** start of Records **

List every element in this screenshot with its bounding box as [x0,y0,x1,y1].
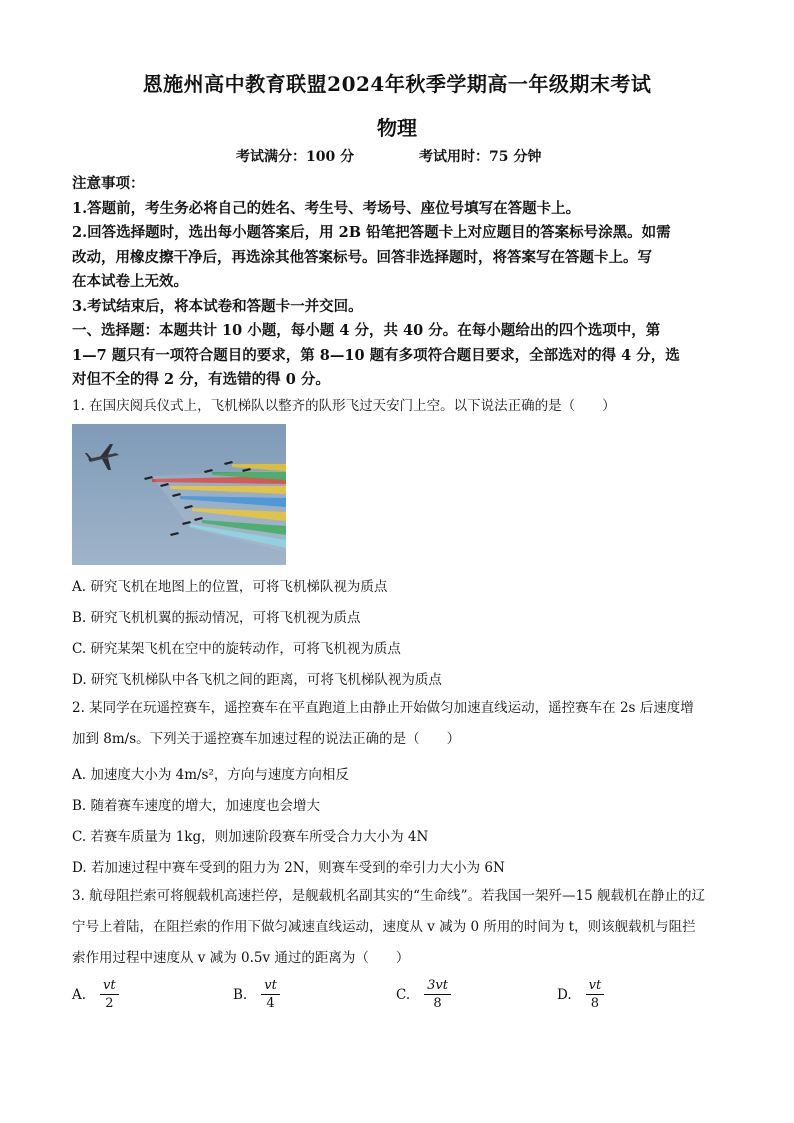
section1-line-3: 对但不全的得 2 分，有选错的得 0 分。 [72,371,330,388]
notice-item-2-line-3: 在本试卷上无效。 [72,273,188,290]
fraction [424,978,451,1011]
q1-stem: 1. 在国庆阅兵仪式上，飞机梯队以整齐的队形飞过天安门上空。以下说法正确的是（ ） [72,398,616,414]
q1-option-c: C. 研究某架飞机在空中的旋转动作，可将飞机视为质点 [72,641,401,657]
notice-item-2-line-2: 改动，用橡皮擦干净后，再选涂其他答案标号。回答非选择题时，将答案写在答题卡上。写 [72,248,652,266]
fraction [100,978,119,1011]
q1-option-d: D. 研究飞机梯队中各飞机之间的距离，可将飞机梯队视为质点 [72,672,442,688]
fraction [261,978,280,1011]
formation-flight-photo [72,424,286,565]
q3-option-a [72,978,119,1011]
section1-line-2: 1—7 题只有一项符合题目的要求，第 8—10 题有多项符合题目要求，全部选对的得 4 分，选 [72,346,680,364]
q3-stem-line-1: 3. 航母阻拦索可将舰载机高速拦停，是舰载机名副其实的“生命线”。若我国一架歼—15 舰载机在静止的辽 [72,888,705,904]
q3-option-b [233,978,280,1011]
numerator: 3vt [424,978,451,995]
option-label: B. [233,986,248,1003]
numerator: vt [100,978,119,995]
notice-item-2-line-1: 2.回答选择题时，选出每小题答案后，用 2B 铅笔把答题卡上对应题目的答案标号涂黑。如需 [72,224,671,241]
q3-option-d [557,978,604,1011]
section1-line-1: 一、选择题：本题共计 10 小题，每小题 4 分，共 40 分。在每小题给出的四个选项中，第 [72,322,661,339]
exam-title: 恩施州高中教育联盟2024年秋季学期高一年级期末考试 [142,72,652,96]
option-label: C. [396,986,411,1003]
q2-option-d: D. 若加速过程中赛车受到的阻力为 2N，则赛车受到的牵引力大小为 6N [72,860,505,876]
q3-stem [72,881,724,974]
numerator: vt [586,978,605,995]
q1-option-a: A. 研究飞机在地图上的位置，可将飞机梯队视为质点 [72,579,388,595]
notice-item-3: 3.考试结束后，将本试卷和答题卡一并交回。 [72,297,363,315]
denominator: 8 [433,996,442,1011]
option-label: D. [557,986,572,1003]
q2-option-a: A. 加速度大小为 4m/s²，方向与速度方向相反 [72,767,349,783]
exam-time: 考试用时：75 分钟 [418,149,542,165]
subject-title: 物理 [377,116,417,140]
notice-block [72,172,722,393]
q2-stem-line-1: 2. 某同学在玩遥控赛车，遥控赛车在平直跑道上由静止开始做匀加速直线运动，遥控赛车在 2s 后速度增 [72,700,694,716]
denominator: 2 [105,996,114,1011]
notice-item-1: 1.答题前，考生务必将自己的姓名、考生号、考场号、座位号填写在答题卡上。 [72,199,581,217]
q3-option-c [396,978,451,1011]
option-label: A. [72,986,87,1003]
q3-stem-line-2: 宁号上着陆，在阻拦索的作用下做匀减速直线运动，速度从 v 减为 0 所用的时间为 t，则该舰载机与阻拦 [72,919,696,935]
denominator: 8 [590,996,600,1011]
fraction [586,978,605,1011]
q2-option-b: B. 随着赛车速度的增大，加速度也会增大 [72,798,321,814]
notice-heading: 注意事项： [72,175,145,192]
denominator: 4 [266,996,275,1011]
q2-stem-line-2: 加到 8m/s。下列关于遥控赛车加速过程的说法正确的是（ ） [72,731,461,747]
q1-option-b: B. 研究飞机机翼的振动情况，可将飞机视为质点 [72,610,361,626]
full-score: 考试满分：100 分 [236,149,355,165]
exam-meta [236,146,541,166]
q2-option-c: C. 若赛车质量为 1kg，则加速阶段赛车所受合力大小为 4N [72,829,429,845]
numerator: vt [261,978,280,995]
photo-svg [72,424,286,565]
q2-stem [72,693,724,755]
q3-stem-line-3: 索作用过程中速度从 v 减为 0.5v 通过的距离为（ ） [72,950,410,966]
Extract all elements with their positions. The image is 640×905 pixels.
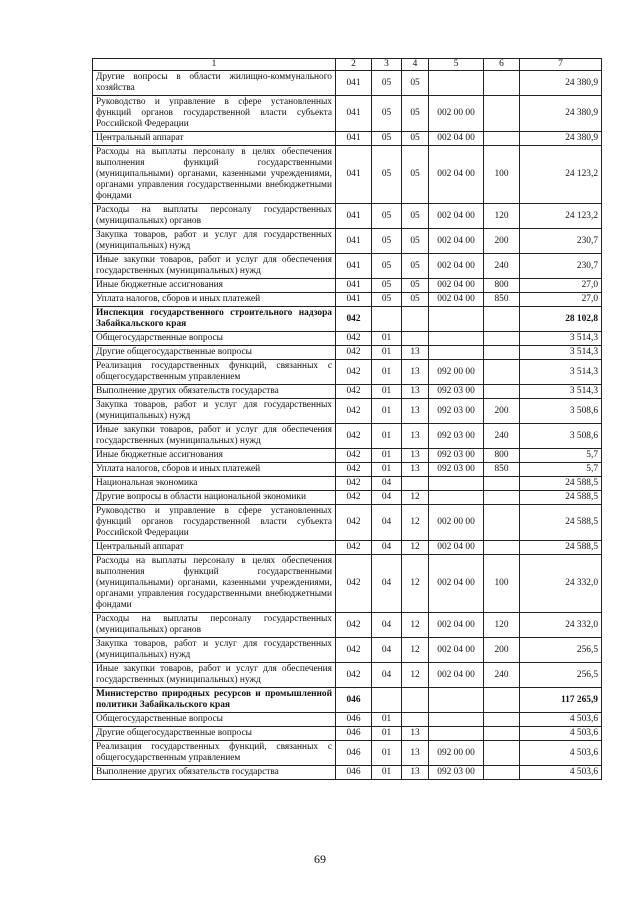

** end of Records **

**Aim of the exercise**
Recast every line of the entries above as a JSON list of strings, one string per line, leaving out blank lines and the pictures.

**Answer to this problem**
[
  "List every element in this screenshot with its bounding box as [x0,y0,x1,y1].",
  "section1-line-3: 对但不全的得 2 分，有选错的得 0 分。 [72,371,330,388]",
  "notice-item-2-line-3: 在本试卷上无效。 [72,273,188,290]",
  "fraction [424,978,451,1011]",
  "q1-stem: 1. 在国庆阅兵仪式上，飞机梯队以整齐的队形飞过天安门上空。以下说法正确的是（ ） [72,398,616,414]",
  "q1-option-c: C. 研究某架飞机在空中的旋转动作，可将飞机视为质点 [72,641,401,657]",
  "notice-item-2-line-2: 改动，用橡皮擦干净后，再选涂其他答案标号。回答非选择题时，将答案写在答题卡上。写 [72,248,652,266]",
  "fraction [100,978,119,1011]",
  "q1-option-d: D. 研究飞机梯队中各飞机之间的距离，可将飞机梯队视为质点 [72,672,442,688]",
  "fraction [261,978,280,1011]",
  "formation-flight-photo [72,424,286,565]",
  "q3-option-a [72,978,119,1011]",
  "section1-line-2: 1—7 题只有一项符合题目的要求，第 8—10 题有多项符合题目要求，全部选对的得 4 分，选 [72,346,680,364]",
  "q3-stem-line-1: 3. 航母阻拦索可将舰载机高速拦停，是舰载机名副其实的“生命线”。若我国一架歼—15 舰载机在静止的辽 [72,888,705,904]",
  "q3-option-b [233,978,280,1011]",
  "numerator: 3vt [424,978,451,995]",
  "option-label: B. [233,986,248,1003]",
  "numerator: vt [100,978,119,995]",
  "notice-item-2-line-1: 2.回答选择题时，选出每小题答案后，用 2B 铅笔把答题卡上对应题目的答案标号涂黑。如需 [72,224,671,241]",
  "q3-option-d [557,978,604,1011]",
  "section1-line-1: 一、选择题：本题共计 10 小题，每小题 4 分，共 40 分。在每小题给出的四个选项中，第 [72,322,661,339]",
  "exam-title: 恩施州高中教育联盟2024年秋季学期高一年级期末考试 [142,72,652,96]",
  "option-label: C. [396,986,411,1003]",
  "q2-option-d: D. 若加速过程中赛车受到的阻力为 2N，则赛车受到的牵引力大小为 6N [72,860,505,876]",
  "q3-stem [72,881,724,974]",
  "numerator: vt [586,978,605,995]",
  "q1-option-a: A. 研究飞机在地图上的位置，可将飞机梯队视为质点 [72,579,388,595]",
  "notice-item-3: 3.考试结束后，将本试卷和答题卡一并交回。 [72,297,363,315]",
  "denominator: 8 [433,996,442,1011]",
  "option-label: D. [557,986,572,1003]",
  "q2-option-a: A. 加速度大小为 4m/s²，方向与速度方向相反 [72,767,349,783]",
  "exam-time: 考试用时：75 分钟 [418,149,542,165]",
  "subject-title: 物理 [377,116,417,140]",
  "notice-block [72,172,722,393]",
  "q2-stem-line-1: 2. 某同学在玩遥控赛车，遥控赛车在平直跑道上由静止开始做匀加速直线运动，遥控赛车在 2s 后速度增 [72,700,694,716]",
  "denominator: 2 [105,996,114,1011]",
  "notice-item-1: 1.答题前，考生务必将自己的姓名、考生号、考场号、座位号填写在答题卡上。 [72,199,581,217]",
  "q3-option-c [396,978,451,1011]",
  "option-label: A. [72,986,87,1003]",
  "q3-stem-line-2: 宁号上着陆，在阻拦索的作用下做匀减速直线运动，速度从 v 减为 0 所用的时间为 t，则该舰载机与阻拦 [72,919,696,935]",
  "denominator: 8 [590,996,600,1011]",
  "fraction [586,978,605,1011]",
  "q2-option-b: B. 随着赛车速度的增大，加速度也会增大 [72,798,321,814]",
  "notice-heading: 注意事项： [72,175,145,192]",
  "denominator: 4 [266,996,275,1011]",
  "q2-stem-line-2: 加到 8m/s。下列关于遥控赛车加速过程的说法正确的是（ ） [72,731,461,747]",
  "q1-option-b: B. 研究飞机机翼的振动情况，可将飞机视为质点 [72,610,361,626]",
  "full-score: 考试满分：100 分 [236,149,355,165]",
  "exam-meta [236,146,541,166]",
  "q2-option-c: C. 若赛车质量为 1kg，则加速阶段赛车所受合力大小为 4N [72,829,429,845]",
  "numerator: vt [261,978,280,995]",
  "photo-svg [72,424,286,565]",
  "q2-stem [72,693,724,755]",
  "q3-stem-line-3: 索作用过程中速度从 v 减为 0.5v 通过的距离为（ ） [72,950,410,966]",
  "Extract all elements with their positions. The image is 640×905 pixels."
]